→ **YOUR TASK**:
All of the material below is to be restated word for word, apart from the pictures.

>> begin GIVEN ENTRIES

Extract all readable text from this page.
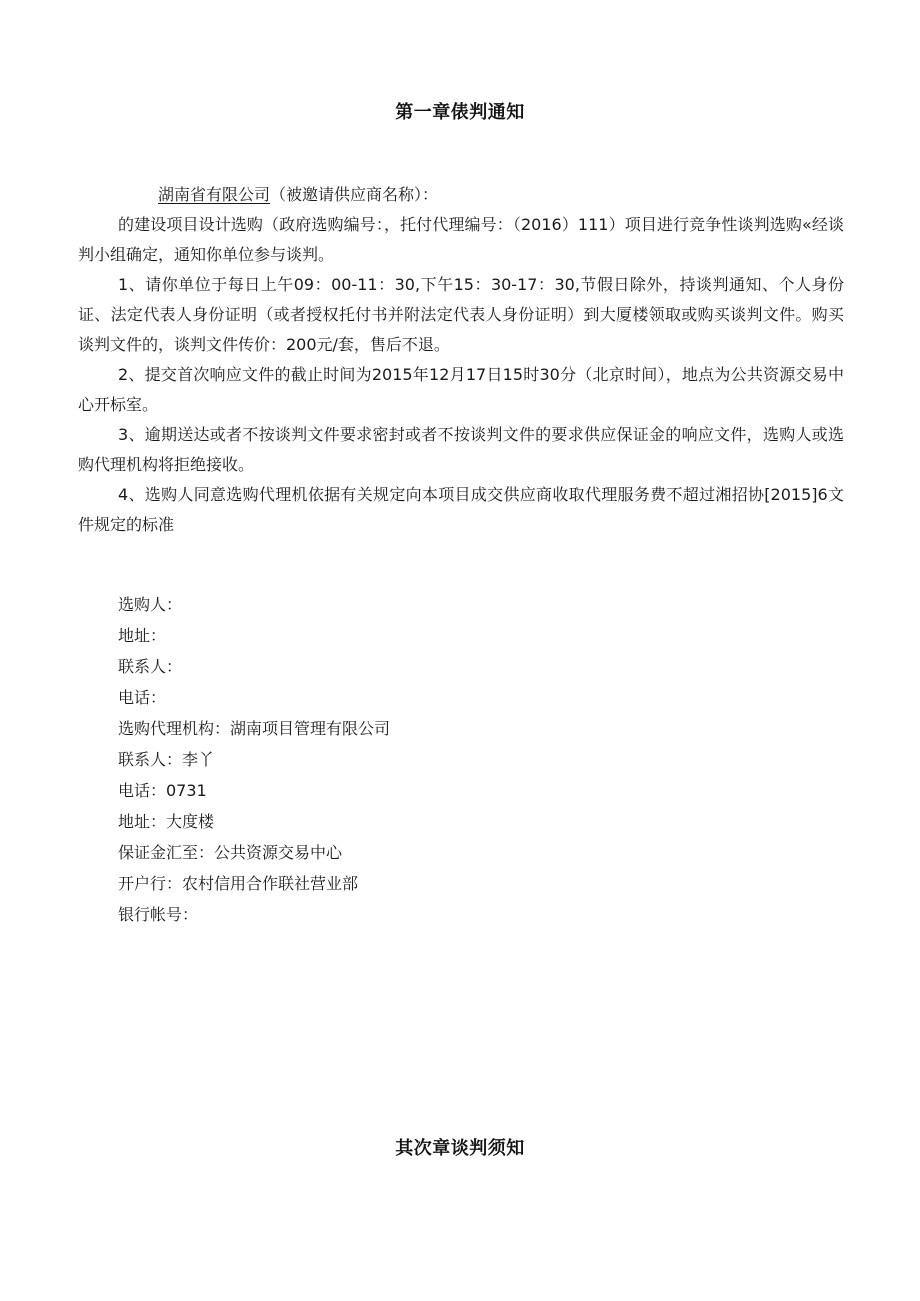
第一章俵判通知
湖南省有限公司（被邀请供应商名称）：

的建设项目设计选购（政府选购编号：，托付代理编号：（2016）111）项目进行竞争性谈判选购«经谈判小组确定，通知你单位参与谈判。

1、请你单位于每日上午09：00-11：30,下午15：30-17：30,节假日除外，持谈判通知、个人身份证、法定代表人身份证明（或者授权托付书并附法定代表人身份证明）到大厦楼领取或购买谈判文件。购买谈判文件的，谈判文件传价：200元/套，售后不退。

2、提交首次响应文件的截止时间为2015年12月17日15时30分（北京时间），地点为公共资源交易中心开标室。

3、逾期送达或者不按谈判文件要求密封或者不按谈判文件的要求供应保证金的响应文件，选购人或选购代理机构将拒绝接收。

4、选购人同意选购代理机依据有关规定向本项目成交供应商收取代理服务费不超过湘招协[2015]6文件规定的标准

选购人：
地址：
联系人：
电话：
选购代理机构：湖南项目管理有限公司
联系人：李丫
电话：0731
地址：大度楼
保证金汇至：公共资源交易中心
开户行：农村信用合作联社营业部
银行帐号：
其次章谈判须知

>> end GIVEN ENTRIES

→ **EXPECTED OUTPUT**:
Extract all readable text from this page.
第一章俵判通知
湖南省有限公司（被邀请供应商名称）：

的建设项目设计选购（政府选购编号：，托付代理编号：（2016）111）项目进行竞争性谈判选购«经谈判小组确定，通知你单位参与谈判。

1、请你单位于每日上午09：00-11：30,下午15：30-17：30,节假日除外，持谈判通知、个人身份证、法定代表人身份证明（或者授权托付书并附法定代表人身份证明）到大厦楼领取或购买谈判文件。购买谈判文件的，谈判文件传价：200元/套，售后不退。

2、提交首次响应文件的截止时间为2015年12月17日15时30分（北京时间），地点为公共资源交易中心开标室。

3、逾期送达或者不按谈判文件要求密封或者不按谈判文件的要求供应保证金的响应文件，选购人或选购代理机构将拒绝接收。

4、选购人同意选购代理机依据有关规定向本项目成交供应商收取代理服务费不超过湘招协[2015]6文件规定的标准

选购人：
地址：
联系人：
电话：
选购代理机构：湖南项目管理有限公司
联系人：李丫
电话：0731
地址：大度楼
保证金汇至：公共资源交易中心
开户行：农村信用合作联社营业部
银行帐号：
其次章谈判须知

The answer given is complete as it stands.